Work out how many lines in the listing below include the word "this"; answer with the number alone.
:: Material for the task
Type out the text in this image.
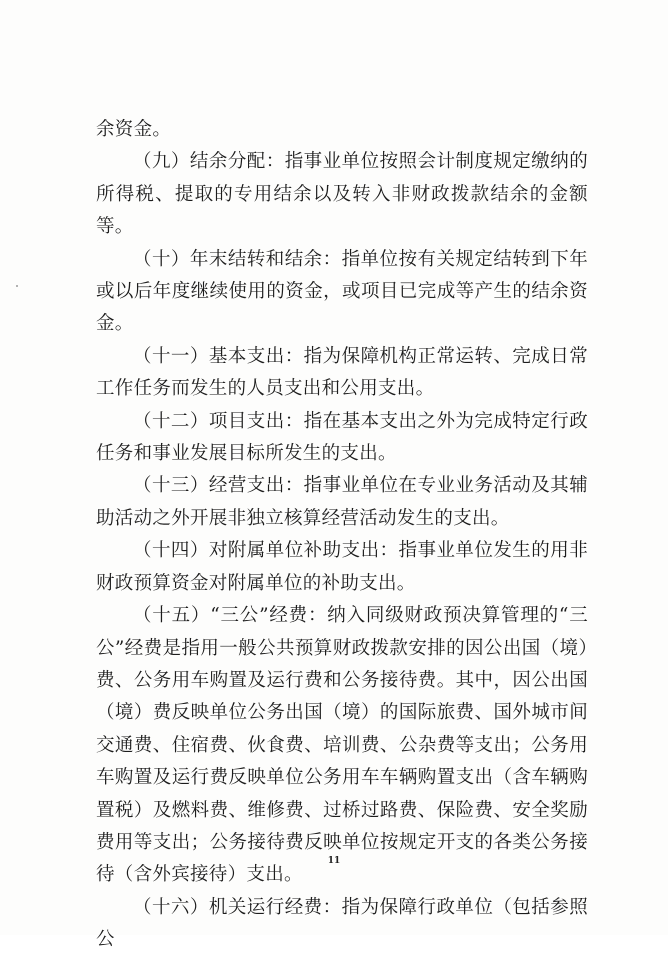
余资金。

（九）结余分配：指事业单位按照会计制度规定缴纳的所得税、提取的专用结余以及转入非财政拨款结余的金额等。

（十）年末结转和结余：指单位按有关规定结转到下年或以后年度继续使用的资金，或项目已完成等产生的结余资金。

（十一）基本支出：指为保障机构正常运转、完成日常工作任务而发生的人员支出和公用支出。

（十二）项目支出：指在基本支出之外为完成特定行政任务和事业发展目标所发生的支出。

（十三）经营支出：指事业单位在专业业务活动及其辅助活动之外开展非独立核算经营活动发生的支出。

（十四）对附属单位补助支出：指事业单位发生的用非财政预算资金对附属单位的补助支出。

（十五）“三公”经费：纳入同级财政预决算管理的“三公”经费是指用一般公共预算财政拨款安排的因公出国（境）费、公务用车购置及运行费和公务接待费。其中，因公出国（境）费反映单位公务出国（境）的国际旅费、国外城市间交通费、住宿费、伙食费、培训费、公杂费等支出；公务用车购置及运行费反映单位公务用车车辆购置支出（含车辆购置税）及燃料费、维修费、过桥过路费、保险费、安全奖励费用等支出；公务接待费反映单位按规定开支的各类公务接待（含外宾接待）支出。

（十六）机关运行经费：指为保障行政单位（包括参照公

11
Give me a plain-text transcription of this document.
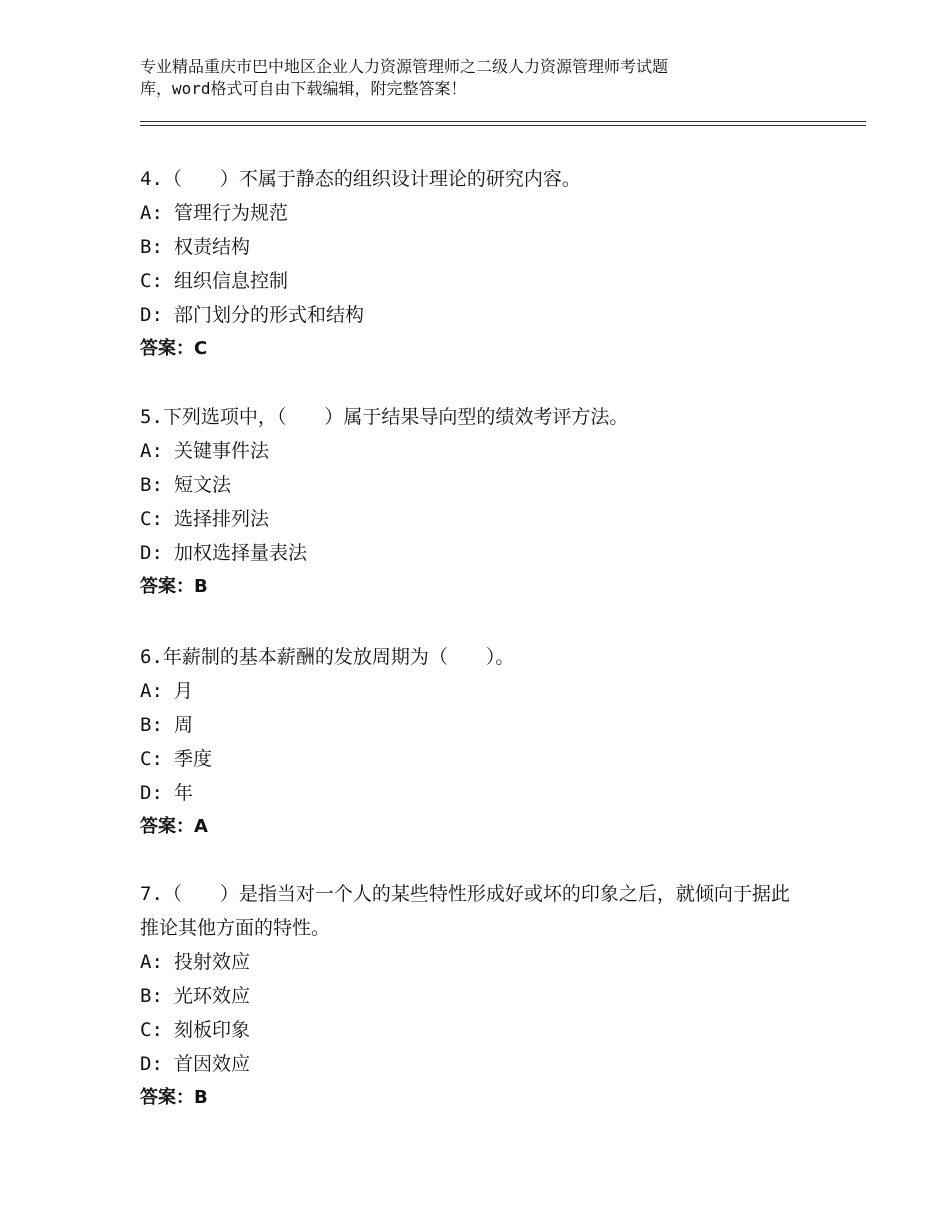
专业精品重庆市巴中地区企业人力资源管理师之二级人力资源管理师考试题
库，word格式可自由下载编辑，附完整答案！
4.（　　）不属于静态的组织设计理论的研究内容。
A: 管理行为规范
B: 权责结构
C: 组织信息控制
D: 部门划分的形式和结构
答案：C
5.下列选项中，（　　）属于结果导向型的绩效考评方法。
A: 关键事件法
B: 短文法
C: 选择排列法
D: 加权选择量表法
答案：B
6.年薪制的基本薪酬的发放周期为（　　）。
A: 月
B: 周
C: 季度
D: 年
答案：A
7.（　　）是指当对一个人的某些特性形成好或坏的印象之后，就倾向于据此推论其他方面的特性。
A: 投射效应
B: 光环效应
C: 刻板印象
D: 首因效应
答案：B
::::
* Task response: 2